▶ **Requirements**
Say how many lines in the data below contain the word "application", and give no other text.
________________________
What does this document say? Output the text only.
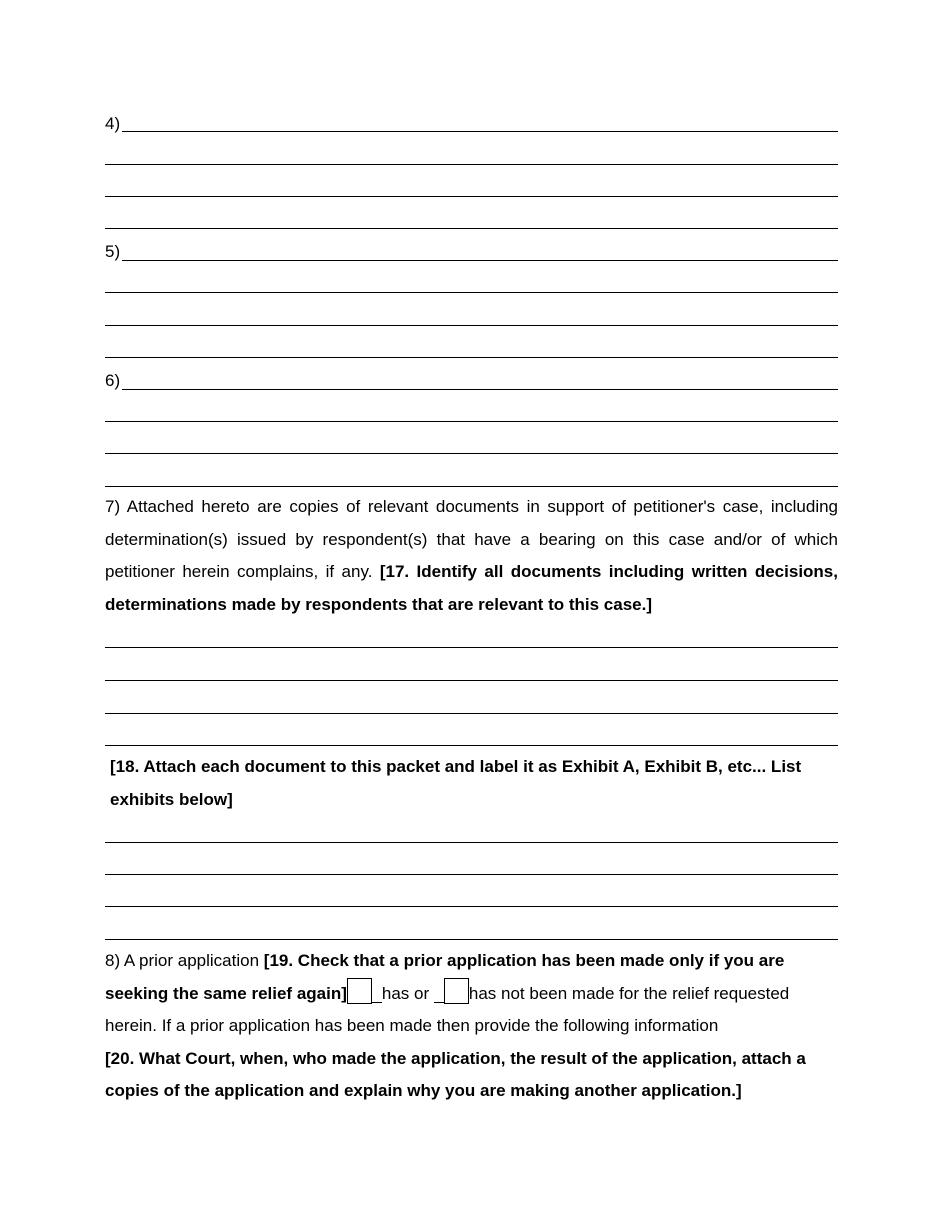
4)
5)
6)
7) Attached hereto are copies of relevant documents in support of petitioner's case, including determination(s) issued by respondent(s) that have a bearing on this case and/or of which petitioner herein complains, if any. [17. Identify all documents including written decisions, determinations made by respondents that are relevant to this case.]
[18. Attach each document to this packet and label it as Exhibit A, Exhibit B, etc... List exhibits below]
8) A prior application [19. Check that a prior application has been made only if you are seeking the same relief again] has or has not been made for the relief requested herein. If a prior application has been made then provide the following information
[20. What Court, when, who made the application, the result of the application, attach a copies of the application and explain why you are making another application.]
________________________
▶ **Complete response**
2